* Begin TASK DATA *

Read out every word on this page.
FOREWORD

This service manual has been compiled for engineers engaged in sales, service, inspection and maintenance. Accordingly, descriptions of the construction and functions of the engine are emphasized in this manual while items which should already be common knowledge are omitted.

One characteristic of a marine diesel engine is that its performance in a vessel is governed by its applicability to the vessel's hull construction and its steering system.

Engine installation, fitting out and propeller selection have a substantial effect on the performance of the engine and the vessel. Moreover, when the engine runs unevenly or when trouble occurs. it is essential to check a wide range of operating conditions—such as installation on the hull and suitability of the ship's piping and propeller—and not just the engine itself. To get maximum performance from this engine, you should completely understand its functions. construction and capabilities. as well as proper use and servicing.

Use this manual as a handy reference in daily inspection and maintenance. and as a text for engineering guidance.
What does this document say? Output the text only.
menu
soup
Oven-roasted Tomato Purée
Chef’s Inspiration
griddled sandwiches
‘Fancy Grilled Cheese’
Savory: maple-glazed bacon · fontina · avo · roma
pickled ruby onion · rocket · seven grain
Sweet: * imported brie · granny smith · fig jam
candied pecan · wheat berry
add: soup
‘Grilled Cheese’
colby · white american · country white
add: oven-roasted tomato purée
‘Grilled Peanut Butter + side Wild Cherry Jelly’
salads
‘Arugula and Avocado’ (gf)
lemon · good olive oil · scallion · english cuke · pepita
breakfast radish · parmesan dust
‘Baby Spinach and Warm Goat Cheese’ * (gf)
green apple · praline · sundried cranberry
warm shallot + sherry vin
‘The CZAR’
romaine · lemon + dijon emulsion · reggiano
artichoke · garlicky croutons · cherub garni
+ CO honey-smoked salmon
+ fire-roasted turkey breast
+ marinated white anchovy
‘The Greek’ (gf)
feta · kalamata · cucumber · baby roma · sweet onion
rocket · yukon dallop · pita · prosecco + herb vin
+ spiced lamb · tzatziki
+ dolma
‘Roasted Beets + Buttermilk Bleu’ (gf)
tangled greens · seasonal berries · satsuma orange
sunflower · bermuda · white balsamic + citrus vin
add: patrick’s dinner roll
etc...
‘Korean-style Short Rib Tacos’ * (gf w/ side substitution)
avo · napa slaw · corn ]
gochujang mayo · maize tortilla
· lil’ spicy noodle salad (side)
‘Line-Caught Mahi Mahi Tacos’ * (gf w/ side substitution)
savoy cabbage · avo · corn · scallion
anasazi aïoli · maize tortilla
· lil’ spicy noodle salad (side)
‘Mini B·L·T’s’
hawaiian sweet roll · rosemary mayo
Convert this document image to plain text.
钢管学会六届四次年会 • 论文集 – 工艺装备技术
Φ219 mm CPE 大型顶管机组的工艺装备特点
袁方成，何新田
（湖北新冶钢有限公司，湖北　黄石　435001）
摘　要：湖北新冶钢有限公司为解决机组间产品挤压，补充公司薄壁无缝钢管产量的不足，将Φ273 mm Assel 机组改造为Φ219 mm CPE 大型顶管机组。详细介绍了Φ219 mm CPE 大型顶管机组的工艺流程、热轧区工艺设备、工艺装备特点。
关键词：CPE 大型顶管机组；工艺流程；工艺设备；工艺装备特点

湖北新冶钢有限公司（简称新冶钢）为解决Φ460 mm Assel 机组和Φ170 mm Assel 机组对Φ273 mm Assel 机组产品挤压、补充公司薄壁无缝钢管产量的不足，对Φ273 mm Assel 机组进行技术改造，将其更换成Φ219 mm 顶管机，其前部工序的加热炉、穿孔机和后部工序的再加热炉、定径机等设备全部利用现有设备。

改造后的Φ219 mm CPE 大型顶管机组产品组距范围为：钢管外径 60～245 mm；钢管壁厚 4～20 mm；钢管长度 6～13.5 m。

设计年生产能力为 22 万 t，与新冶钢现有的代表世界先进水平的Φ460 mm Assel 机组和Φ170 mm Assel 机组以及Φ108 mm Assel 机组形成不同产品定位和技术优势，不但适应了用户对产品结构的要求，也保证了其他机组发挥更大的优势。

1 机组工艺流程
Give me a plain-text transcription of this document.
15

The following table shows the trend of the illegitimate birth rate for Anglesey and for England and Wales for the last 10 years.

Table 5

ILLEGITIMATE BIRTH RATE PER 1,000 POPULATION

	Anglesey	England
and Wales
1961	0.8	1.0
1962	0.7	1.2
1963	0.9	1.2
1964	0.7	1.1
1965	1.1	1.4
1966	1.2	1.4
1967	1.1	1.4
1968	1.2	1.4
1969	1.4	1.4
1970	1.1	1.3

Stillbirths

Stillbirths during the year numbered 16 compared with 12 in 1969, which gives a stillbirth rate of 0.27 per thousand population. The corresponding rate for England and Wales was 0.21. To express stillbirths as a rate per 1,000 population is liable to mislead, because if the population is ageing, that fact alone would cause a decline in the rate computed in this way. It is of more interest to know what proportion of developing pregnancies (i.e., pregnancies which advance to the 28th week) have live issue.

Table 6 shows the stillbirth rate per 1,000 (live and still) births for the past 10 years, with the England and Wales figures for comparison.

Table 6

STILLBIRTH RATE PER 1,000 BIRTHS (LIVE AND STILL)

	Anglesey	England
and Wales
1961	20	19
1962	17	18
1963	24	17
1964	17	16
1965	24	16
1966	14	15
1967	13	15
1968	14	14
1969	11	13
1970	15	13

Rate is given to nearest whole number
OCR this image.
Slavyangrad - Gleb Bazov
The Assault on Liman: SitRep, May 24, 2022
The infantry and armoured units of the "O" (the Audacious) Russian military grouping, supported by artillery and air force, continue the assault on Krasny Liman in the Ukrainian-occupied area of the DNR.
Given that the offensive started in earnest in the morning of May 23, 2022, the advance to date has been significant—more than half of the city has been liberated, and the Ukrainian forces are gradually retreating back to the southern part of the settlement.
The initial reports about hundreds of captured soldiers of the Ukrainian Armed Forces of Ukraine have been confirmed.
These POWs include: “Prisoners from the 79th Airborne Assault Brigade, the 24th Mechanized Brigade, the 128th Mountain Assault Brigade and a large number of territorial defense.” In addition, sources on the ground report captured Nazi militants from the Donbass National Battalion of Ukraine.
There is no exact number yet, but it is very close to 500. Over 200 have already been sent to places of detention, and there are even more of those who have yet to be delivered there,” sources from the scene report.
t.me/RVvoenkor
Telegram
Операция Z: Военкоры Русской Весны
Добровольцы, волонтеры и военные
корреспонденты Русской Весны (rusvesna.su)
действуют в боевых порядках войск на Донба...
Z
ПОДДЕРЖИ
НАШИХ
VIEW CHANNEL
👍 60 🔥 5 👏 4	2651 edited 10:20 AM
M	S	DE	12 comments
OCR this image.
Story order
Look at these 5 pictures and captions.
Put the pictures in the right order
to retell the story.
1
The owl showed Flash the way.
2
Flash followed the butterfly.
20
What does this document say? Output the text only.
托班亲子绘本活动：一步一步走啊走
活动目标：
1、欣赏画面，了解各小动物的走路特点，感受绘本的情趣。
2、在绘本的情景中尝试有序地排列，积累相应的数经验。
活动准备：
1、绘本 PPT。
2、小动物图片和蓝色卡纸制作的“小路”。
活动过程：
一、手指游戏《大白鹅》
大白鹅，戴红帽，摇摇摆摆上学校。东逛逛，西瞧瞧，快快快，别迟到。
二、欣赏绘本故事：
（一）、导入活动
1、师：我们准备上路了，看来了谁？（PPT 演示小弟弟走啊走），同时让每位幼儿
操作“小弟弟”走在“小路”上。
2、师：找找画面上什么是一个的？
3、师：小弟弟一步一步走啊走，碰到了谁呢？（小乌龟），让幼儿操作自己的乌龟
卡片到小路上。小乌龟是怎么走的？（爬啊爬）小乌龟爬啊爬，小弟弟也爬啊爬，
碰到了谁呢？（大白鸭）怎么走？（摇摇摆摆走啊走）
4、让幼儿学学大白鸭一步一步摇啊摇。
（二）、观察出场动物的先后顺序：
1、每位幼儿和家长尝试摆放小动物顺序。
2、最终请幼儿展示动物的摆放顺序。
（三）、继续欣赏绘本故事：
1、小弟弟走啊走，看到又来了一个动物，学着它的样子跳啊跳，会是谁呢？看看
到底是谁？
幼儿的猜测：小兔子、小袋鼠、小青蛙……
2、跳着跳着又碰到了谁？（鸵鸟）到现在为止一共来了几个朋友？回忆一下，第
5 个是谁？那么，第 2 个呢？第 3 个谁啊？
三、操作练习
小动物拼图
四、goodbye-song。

* End TASK DATA *

### WHAT YOU NEED TO DO
List every line in the records above that contains the word "scallion".

### RESPONSE BELOW
lemon · good olive oil · scallion · english cuke · pepita
savoy cabbage · avo · corn · scallion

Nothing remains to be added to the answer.